* _Work to do_
From the entries below, copy every line where the string "Model" appears.

————

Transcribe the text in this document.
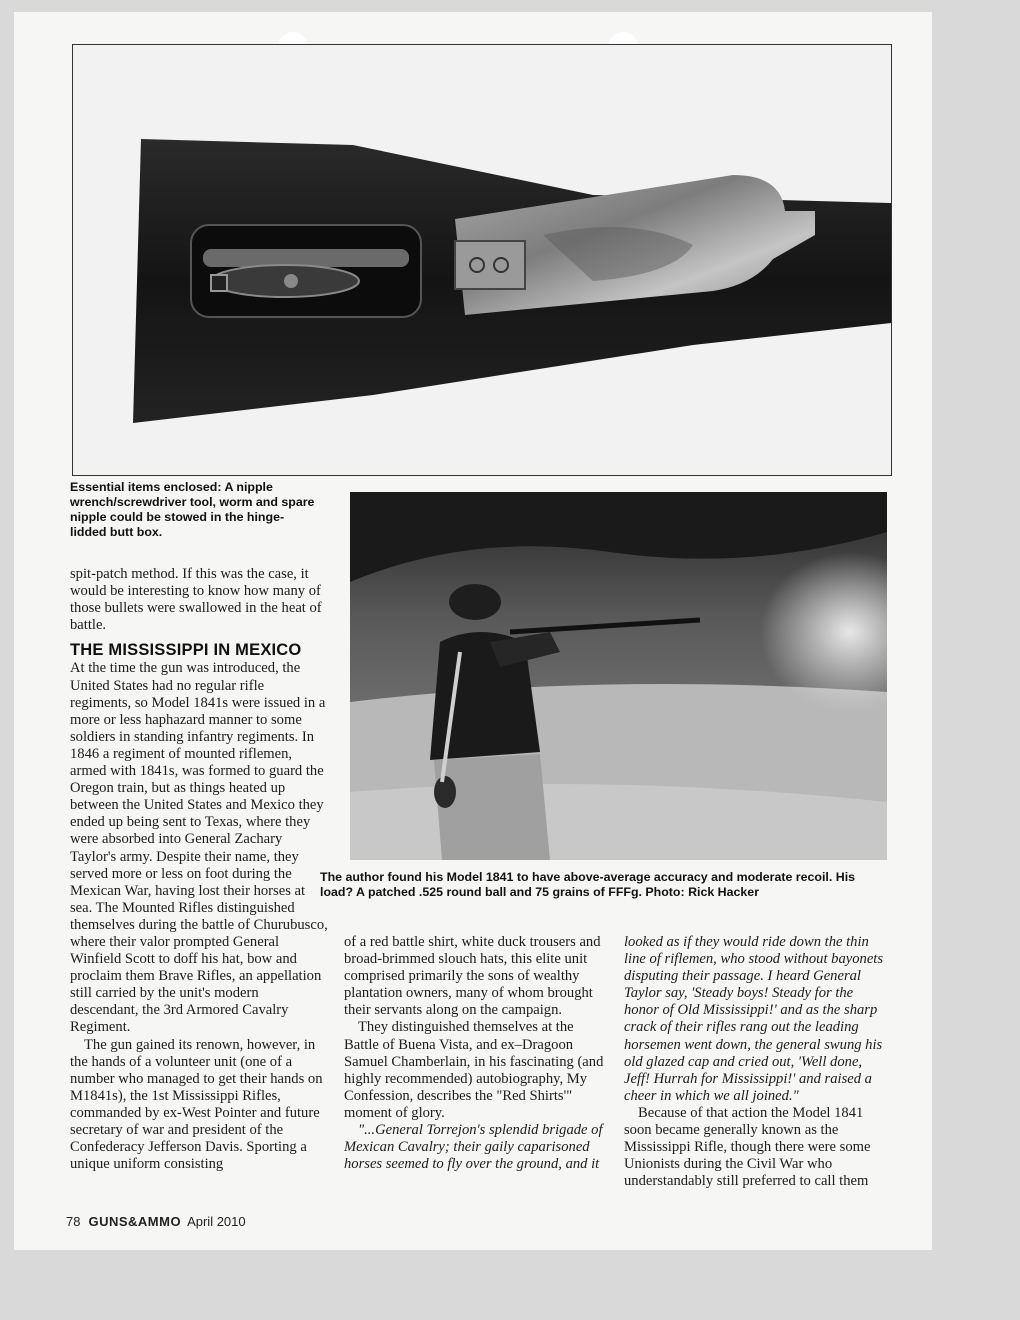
Essential items enclosed: A nipple wrench/screwdriver tool, worm and spare nipple could be stowed in the hinge-lidded butt box.
The author found his Model 1841 to have above-average accuracy and moderate recoil. His load? A patched .525 round ball and 75 grains of FFFg. Photo: Rick Hacker

spit-patch method. If this was the case, it would be interesting to know how many of those bullets were swallowed in the heat of battle.

THE MISSISSIPPI IN MEXICO

At the time the gun was introduced, the United States had no regular rifle regiments, so Model 1841s were issued in a more or less haphazard manner to some soldiers in standing infantry regiments. In 1846 a regiment of mounted riflemen, armed with 1841s, was formed to guard the Oregon train, but as things heated up between the United States and Mexico they ended up being sent to Texas, where they were absorbed into General Zachary Taylor's army. Despite their name, they served more or less on foot during the Mexican War, having lost their horses at sea. The Mounted Rifles distinguished themselves during the battle of Churubusco, where their valor prompted General Winfield Scott to doff his hat, bow and proclaim them Brave Rifles, an appellation still carried by the unit's modern descendant, the 3rd Armored Cavalry Regiment.

The gun gained its renown, however, in the hands of a volunteer unit (one of a number who managed to get their hands on M1841s), the 1st Mississippi Rifles, commanded by ex-West Pointer and future secretary of war and president of the Confederacy Jefferson Davis. Sporting a unique uniform consisting

of a red battle shirt, white duck trousers and broad-brimmed slouch hats, this elite unit comprised primarily the sons of wealthy plantation owners, many of whom brought their servants along on the campaign.

They distinguished themselves at the Battle of Buena Vista, and ex–Dragoon Samuel Chamberlain, in his fascinating (and highly recommended) autobiography, My Confession, describes the "Red Shirts'" moment of glory.

"...General Torrejon's splendid brigade of Mexican Cavalry; their gaily caparisoned horses seemed to fly over the ground, and it

looked as if they would ride down the thin line of riflemen, who stood without bayonets disputing their passage. I heard General Taylor say, 'Steady boys! Steady for the honor of Old Mississippi!' and as the sharp crack of their rifles rang out the leading horsemen went down, the general swung his old glazed cap and cried out, 'Well done, Jeff! Hurrah for Mississippi!' and raised a cheer in which we all joined."

Because of that action the Model 1841 soon became generally known as the Mississippi Rifle, though there were some Unionists during the Civil War who understandably still preferred to call them

78 GUNS&AMMO April 2010
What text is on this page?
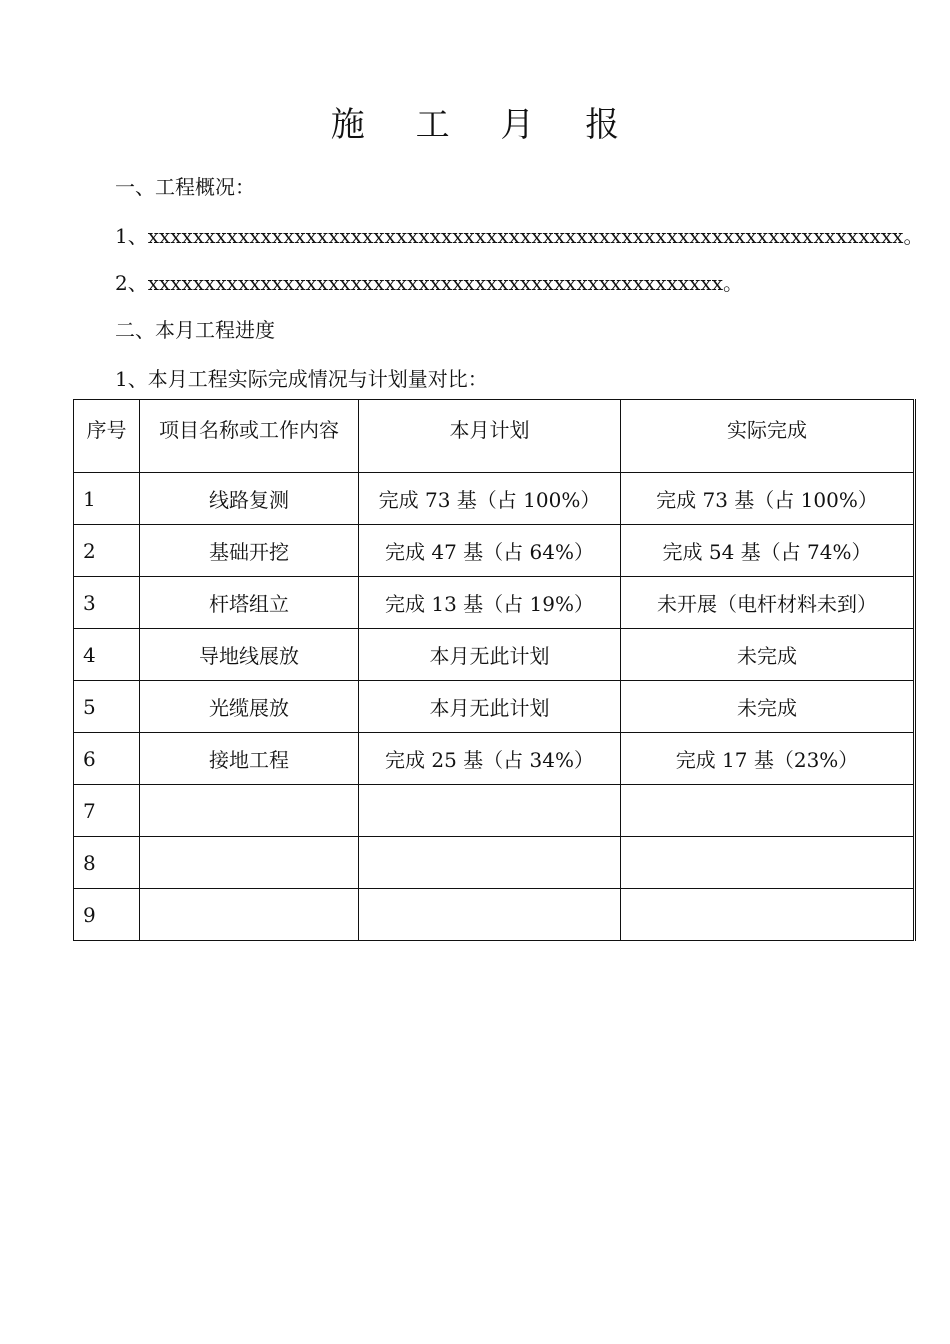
施 工 月 报
一、工程概况：
1、xxxxxxxxxxxxxxxxxxxxxxxxxxxxxxxxxxxxxxxxxxxxxxxxxxxxxxxxxxxxxxxxxxx。
2、xxxxxxxxxxxxxxxxxxxxxxxxxxxxxxxxxxxxxxxxxxxxxxxxxxx。
二、本月工程进度
1、本月工程实际完成情况与计划量对比：
序号	项目名称或工作内容	本月计划	实际完成
1	线路复测	完成 73 基（占 100%）	完成 73 基（占 100%）
2	基础开挖	完成 47 基（占 64%）	完成 54 基（占 74%）
3	杆塔组立	完成 13 基（占 19%）	未开展（电杆材料未到）
4	导地线展放	本月无此计划	未完成
5	光缆展放	本月无此计划	未完成
6	接地工程	完成 25 基（占 34%）	完成 17 基（23%）
7			
8			
9			
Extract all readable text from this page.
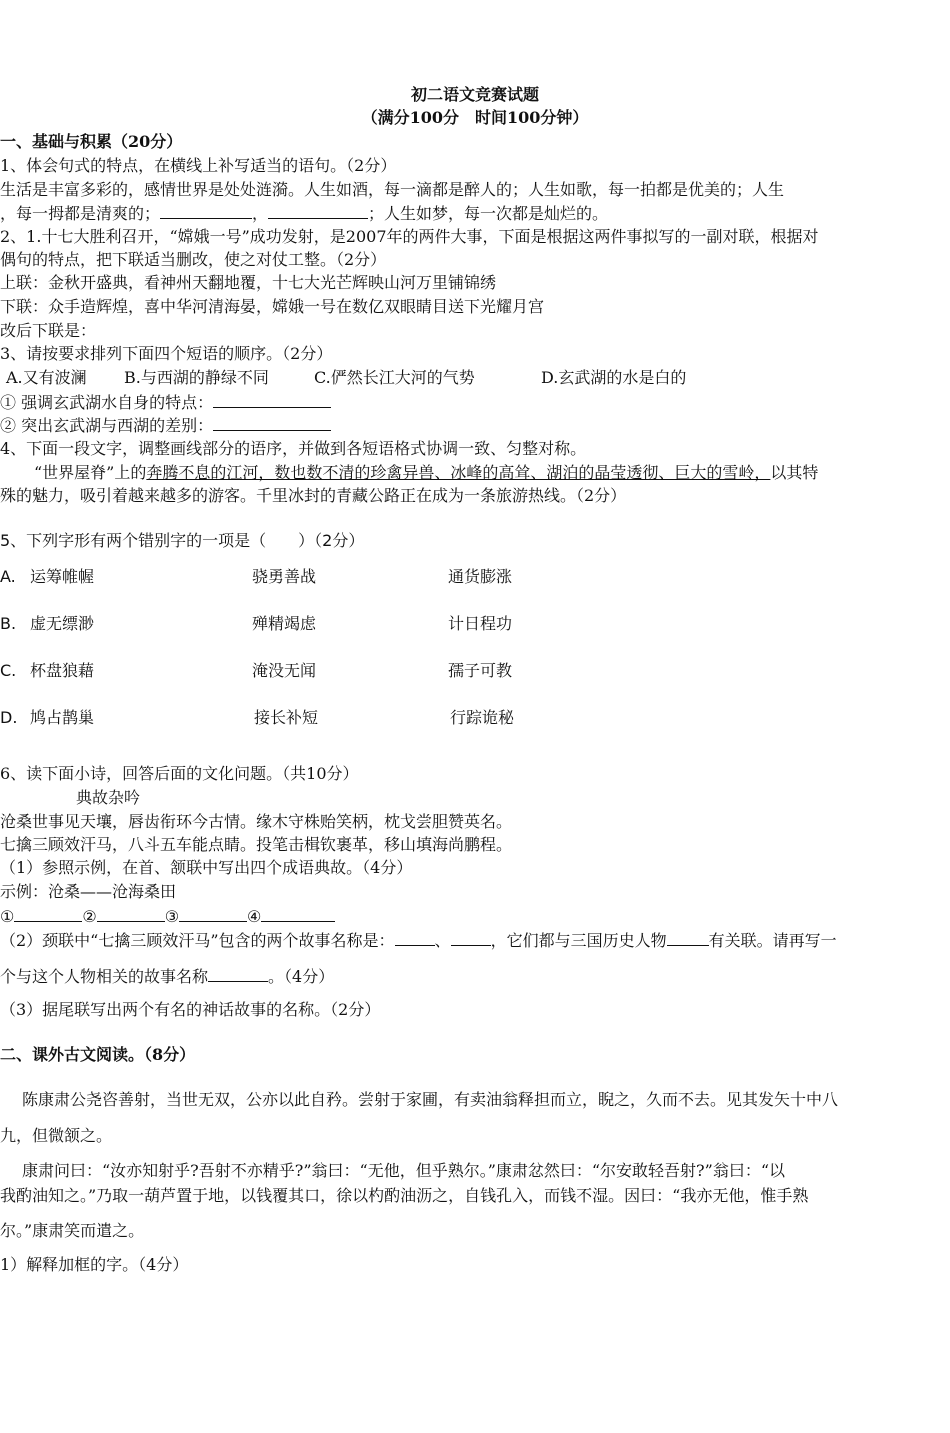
初二语文竞赛试题
（满分100分　时间100分钟）
一、基础与积累（20分）
1、体会句式的特点，在横线上补写适当的语句。（2分）
生活是丰富多彩的，感情世界是处处涟漪。人生如酒，每一滴都是醉人的；人生如歌，每一拍都是优美的；人生
，每一拇都是清爽的；	，	；人生如梦，每一次都是灿烂的。
2、1.十七大胜利召开，“嫦娥一号”成功发射，是2007年的两件大事，下面是根据这两件事拟写的一副对联，根据对
偶句的特点，把下联适当删改，使之对仗工整。（2分）
上联：金秋开盛典，看神州天翻地覆，十七大光芒辉映山河万里铺锦绣
下联：众手造辉煌，喜中华河清海晏，嫦娥一号在数亿双眼睛目送下光耀月宫
改后下联是：
3、请按要求排列下面四个短语的顺序。（2分）
A.又有波澜 B.与西湖的静绿不同	C.俨然长江大河的气势	D.玄武湖的水是白的
① 强调玄武湖水自身的特点：
② 突出玄武湖与西湖的差别：
4、下面一段文字，调整画线部分的语序，并做到各短语格式协调一致、匀整对称。
“世界屋脊”上的奔腾不息的江河，数也数不清的珍禽异兽、冰峰的高耸、湖泊的晶莹透彻、巨大的雪岭，以其特
殊的魅力，吸引着越来越多的游客。千里冰封的青藏公路正在成为一条旅游热线。（2分）
5、下列字形有两个错别字的一项是（　　）（2分）
A. 运筹帷幄	骁勇善战	通货膨涨
B. 虚无缥渺	殚精竭虑	计日程功
C. 杯盘狼藉	淹没无闻	孺子可教
D. 鸠占鹊巢	接长补短	行踪诡秘
6、读下面小诗，回答后面的文化问题。（共10分）
典故杂吟
沧桑世事见天壤，唇齿衔环今古情。缘木守株贻笑柄，枕戈尝胆赞英名。
七擒三顾效汗马，八斗五车能点睛。投笔击楫钦裹革，移山填海尚鹏程。
（1）参照示例，在首、颔联中写出四个成语典故。（4分）
示例：沧桑——沧海桑田
①	②	③	④
（2）颈联中“七擒三顾效汗马”包含的两个故事名称是：	、	，它们都与三国历史人物	有关联。请再写一
个与这个人物相关的故事名称	。（4分）
（3）据尾联写出两个有名的神话故事的名称。（2分）
二、课外古文阅读。（8分）
陈康肃公尧咨善射，当世无双，公亦以此自矜。尝射于家圃，有卖油翁释担而立，睨之，久而不去。见其发矢十中八
九，但微颔之。
康肃问曰：“汝亦知射乎?吾射不亦精乎?”翁曰：“无他，但乎熟尔。”康肃忿然曰：“尔安敢轻吾射?”翁曰：“以
我酌油知之。”乃取一葫芦置于地，以钱覆其口，徐以杓酌油沥之，自钱孔入，而钱不湿。因曰：“我亦无他，惟手熟
尔。”康肃笑而遣之。
1）解释加框的字。（4分）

————

* _Solution for this task_
The author found his Model 1841 to have above-average accuracy and moderate recoil. His load? A patched .525 round ball and 75 grains of FFFg. Photo: Rick Hacker
At the time the gun was introduced, the United States had no regular rifle regiments, so Model 1841s were issued in a more or less haphazard manner to some soldiers in standing infantry regiments. In 1846 a regiment of mounted riflemen, armed with 1841s, was formed to guard the Oregon train, but as things heated up between the United States and Mexico they ended up being sent to Texas, where they were absorbed into General Zachary Taylor's army. Despite their name, they served more or less on foot during the Mexican War, having lost their horses at sea. The Mounted Rifles distinguished themselves during the battle of Churubusco, where their valor prompted General Winfield Scott to doff his hat, bow and proclaim them Brave Rifles, an appellation still carried by the unit's modern descendant, the 3rd Armored Cavalry Regiment.
Because of that action the Model 1841 soon became generally known as the Mississippi Rifle, though there were some Unionists during the Civil War who understandably still preferred to call them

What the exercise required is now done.